▶ The task
Can the data below be set down again exactly, line for line?

(Dataset excerpt)
- - - - - - -
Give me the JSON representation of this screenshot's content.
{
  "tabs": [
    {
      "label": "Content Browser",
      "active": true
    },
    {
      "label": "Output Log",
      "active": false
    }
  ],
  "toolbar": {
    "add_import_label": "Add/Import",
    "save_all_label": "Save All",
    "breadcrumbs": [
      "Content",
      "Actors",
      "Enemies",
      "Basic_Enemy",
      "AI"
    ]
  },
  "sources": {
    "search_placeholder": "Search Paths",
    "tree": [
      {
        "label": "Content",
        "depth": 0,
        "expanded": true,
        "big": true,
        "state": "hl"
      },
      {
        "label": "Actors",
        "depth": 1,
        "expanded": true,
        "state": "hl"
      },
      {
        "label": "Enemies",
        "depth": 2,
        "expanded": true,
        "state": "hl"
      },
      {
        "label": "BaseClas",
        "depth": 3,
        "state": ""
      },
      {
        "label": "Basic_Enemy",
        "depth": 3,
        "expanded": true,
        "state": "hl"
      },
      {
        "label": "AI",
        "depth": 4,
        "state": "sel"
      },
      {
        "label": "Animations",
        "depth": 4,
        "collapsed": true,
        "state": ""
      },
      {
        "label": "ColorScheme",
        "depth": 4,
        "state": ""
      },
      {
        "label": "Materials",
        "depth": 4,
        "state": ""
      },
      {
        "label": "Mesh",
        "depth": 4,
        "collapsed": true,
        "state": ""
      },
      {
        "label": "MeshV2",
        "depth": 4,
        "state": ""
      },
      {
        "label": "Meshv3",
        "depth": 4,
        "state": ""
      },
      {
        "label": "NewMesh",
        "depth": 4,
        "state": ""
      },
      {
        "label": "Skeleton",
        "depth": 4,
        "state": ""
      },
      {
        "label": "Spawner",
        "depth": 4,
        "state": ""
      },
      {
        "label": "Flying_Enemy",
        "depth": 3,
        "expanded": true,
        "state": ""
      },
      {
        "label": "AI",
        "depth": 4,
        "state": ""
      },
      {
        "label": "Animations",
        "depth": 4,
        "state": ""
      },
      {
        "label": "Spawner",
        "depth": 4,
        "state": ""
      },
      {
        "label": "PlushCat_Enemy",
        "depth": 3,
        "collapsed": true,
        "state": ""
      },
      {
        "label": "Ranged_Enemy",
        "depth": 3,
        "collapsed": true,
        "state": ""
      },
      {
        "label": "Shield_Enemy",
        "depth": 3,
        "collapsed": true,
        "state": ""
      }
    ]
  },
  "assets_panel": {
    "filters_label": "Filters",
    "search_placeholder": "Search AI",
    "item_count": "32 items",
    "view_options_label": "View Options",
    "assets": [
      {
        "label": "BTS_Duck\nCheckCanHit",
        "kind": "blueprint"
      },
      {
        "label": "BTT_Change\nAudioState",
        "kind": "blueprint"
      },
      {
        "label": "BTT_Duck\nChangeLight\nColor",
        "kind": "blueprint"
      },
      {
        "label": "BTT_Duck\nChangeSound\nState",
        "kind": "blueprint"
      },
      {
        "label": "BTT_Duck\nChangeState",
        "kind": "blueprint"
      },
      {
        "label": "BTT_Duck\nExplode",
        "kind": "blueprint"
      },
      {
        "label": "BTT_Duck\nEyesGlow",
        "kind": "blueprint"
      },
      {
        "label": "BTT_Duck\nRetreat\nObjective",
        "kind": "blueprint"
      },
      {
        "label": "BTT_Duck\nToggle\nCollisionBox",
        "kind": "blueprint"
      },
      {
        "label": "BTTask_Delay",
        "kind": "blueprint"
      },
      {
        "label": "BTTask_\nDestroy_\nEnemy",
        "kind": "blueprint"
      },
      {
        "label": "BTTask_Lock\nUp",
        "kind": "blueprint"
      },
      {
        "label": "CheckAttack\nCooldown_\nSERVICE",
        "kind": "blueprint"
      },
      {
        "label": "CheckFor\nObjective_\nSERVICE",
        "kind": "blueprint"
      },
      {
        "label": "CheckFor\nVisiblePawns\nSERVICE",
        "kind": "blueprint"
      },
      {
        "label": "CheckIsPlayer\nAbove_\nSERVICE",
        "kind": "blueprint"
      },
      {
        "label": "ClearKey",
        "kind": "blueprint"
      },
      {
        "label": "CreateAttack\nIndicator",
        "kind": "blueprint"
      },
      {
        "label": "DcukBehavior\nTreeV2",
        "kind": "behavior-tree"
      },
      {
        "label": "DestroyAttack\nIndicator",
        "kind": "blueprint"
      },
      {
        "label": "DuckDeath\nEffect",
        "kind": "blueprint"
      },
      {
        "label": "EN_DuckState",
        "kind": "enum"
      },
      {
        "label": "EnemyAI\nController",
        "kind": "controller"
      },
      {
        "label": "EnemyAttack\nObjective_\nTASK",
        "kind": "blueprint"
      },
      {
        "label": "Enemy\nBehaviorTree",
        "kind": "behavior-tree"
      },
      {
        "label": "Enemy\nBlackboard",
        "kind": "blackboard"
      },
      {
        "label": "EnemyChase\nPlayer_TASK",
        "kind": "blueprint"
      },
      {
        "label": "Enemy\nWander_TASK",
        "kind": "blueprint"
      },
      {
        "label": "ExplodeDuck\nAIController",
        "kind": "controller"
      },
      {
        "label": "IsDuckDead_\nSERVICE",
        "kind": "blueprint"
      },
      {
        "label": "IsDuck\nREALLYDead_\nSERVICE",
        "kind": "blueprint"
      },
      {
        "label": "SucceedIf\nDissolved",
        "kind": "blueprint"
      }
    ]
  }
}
- - - - - - -
▶ Final answer
Give me the JSON representation of this screenshot's content.
{
  "tabs": [
    {
      "label": "Content Browser",
      "active": true
    },
    {
      "label": "Output Log",
      "active": false
    }
  ],
  "toolbar": {
    "add_import_label": "Add/Import",
    "save_all_label": "Save All",
    "breadcrumbs": [
      "Content",
      "Actors",
      "Enemies",
      "Basic_Enemy",
      "AI"
    ]
  },
  "sources": {
    "search_placeholder": "Search Paths",
    "tree": [
      {
        "label": "Content",
        "depth": 0,
        "expanded": true,
        "big": true,
        "state": "hl"
      },
      {
        "label": "Actors",
        "depth": 1,
        "expanded": true,
        "state": "hl"
      },
      {
        "label": "Enemies",
        "depth": 2,
        "expanded": true,
        "state": "hl"
      },
      {
        "label": "BaseClas",
        "depth": 3,
        "state": ""
      },
      {
        "label": "Basic_Enemy",
        "depth": 3,
        "expanded": true,
        "state": "hl"
      },
      {
        "label": "AI",
        "depth": 4,
        "state": "sel"
      },
      {
        "label": "Animations",
        "depth": 4,
        "collapsed": true,
        "state": ""
      },
      {
        "label": "ColorScheme",
        "depth": 4,
        "state": ""
      },
      {
        "label": "Materials",
        "depth": 4,
        "state": ""
      },
      {
        "label": "Mesh",
        "depth": 4,
        "collapsed": true,
        "state": ""
      },
      {
        "label": "MeshV2",
        "depth": 4,
        "state": ""
      },
      {
        "label": "Meshv3",
        "depth": 4,
        "state": ""
      },
      {
        "label": "NewMesh",
        "depth": 4,
        "state": ""
      },
      {
        "label": "Skeleton",
        "depth": 4,
        "state": ""
      },
      {
        "label": "Spawner",
        "depth": 4,
        "state": ""
      },
      {
        "label": "Flying_Enemy",
        "depth": 3,
        "expanded": true,
        "state": ""
      },
      {
        "label": "AI",
        "depth": 4,
        "state": ""
      },
      {
        "label": "Animations",
        "depth": 4,
        "state": ""
      },
      {
        "label": "Spawner",
        "depth": 4,
        "state": ""
      },
      {
        "label": "PlushCat_Enemy",
        "depth": 3,
        "collapsed": true,
        "state": ""
      },
      {
        "label": "Ranged_Enemy",
        "depth": 3,
        "collapsed": true,
        "state": ""
      },
      {
        "label": "Shield_Enemy",
        "depth": 3,
        "collapsed": true,
        "state": ""
      }
    ]
  },
  "assets_panel": {
    "filters_label": "Filters",
    "search_placeholder": "Search AI",
    "item_count": "32 items",
    "view_options_label": "View Options",
    "assets": [
      {
        "label": "BTS_Duck\nCheckCanHit",
        "kind": "blueprint"
      },
      {
        "label": "BTT_Change\nAudioState",
        "kind": "blueprint"
      },
      {
        "label": "BTT_Duck\nChangeLight\nColor",
        "kind": "blueprint"
      },
      {
        "label": "BTT_Duck\nChangeSound\nState",
        "kind": "blueprint"
      },
      {
        "label": "BTT_Duck\nChangeState",
        "kind": "blueprint"
      },
      {
        "label": "BTT_Duck\nExplode",
        "kind": "blueprint"
      },
      {
        "label": "BTT_Duck\nEyesGlow",
        "kind": "blueprint"
      },
      {
        "label": "BTT_Duck\nRetreat\nObjective",
        "kind": "blueprint"
      },
      {
        "label": "BTT_Duck\nToggle\nCollisionBox",
        "kind": "blueprint"
      },
      {
        "label": "BTTask_Delay",
        "kind": "blueprint"
      },
      {
        "label": "BTTask_\nDestroy_\nEnemy",
        "kind": "blueprint"
      },
      {
        "label": "BTTask_Lock\nUp",
        "kind": "blueprint"
      },
      {
        "label": "CheckAttack\nCooldown_\nSERVICE",
        "kind": "blueprint"
      },
      {
        "label": "CheckFor\nObjective_\nSERVICE",
        "kind": "blueprint"
      },
      {
        "label": "CheckFor\nVisiblePawns\nSERVICE",
        "kind": "blueprint"
      },
      {
        "label": "CheckIsPlayer\nAbove_\nSERVICE",
        "kind": "blueprint"
      },
      {
        "label": "ClearKey",
        "kind": "blueprint"
      },
      {
        "label": "CreateAttack\nIndicator",
        "kind": "blueprint"
      },
      {
        "label": "DcukBehavior\nTreeV2",
        "kind": "behavior-tree"
      },
      {
        "label": "DestroyAttack\nIndicator",
        "kind": "blueprint"
      },
      {
        "label": "DuckDeath\nEffect",
        "kind": "blueprint"
      },
      {
        "label": "EN_DuckState",
        "kind": "enum"
      },
      {
        "label": "EnemyAI\nController",
        "kind": "controller"
      },
      {
        "label": "EnemyAttack\nObjective_\nTASK",
        "kind": "blueprint"
      },
      {
        "label": "Enemy\nBehaviorTree",
        "kind": "behavior-tree"
      },
      {
        "label": "Enemy\nBlackboard",
        "kind": "blackboard"
      },
      {
        "label": "EnemyChase\nPlayer_TASK",
        "kind": "blueprint"
      },
      {
        "label": "Enemy\nWander_TASK",
        "kind": "blueprint"
      },
      {
        "label": "ExplodeDuck\nAIController",
        "kind": "controller"
      },
      {
        "label": "IsDuckDead_\nSERVICE",
        "kind": "blueprint"
      },
      {
        "label": "IsDuck\nREALLYDead_\nSERVICE",
        "kind": "blueprint"
      },
      {
        "label": "SucceedIf\nDissolved",
        "kind": "blueprint"
      }
    ]
  }
}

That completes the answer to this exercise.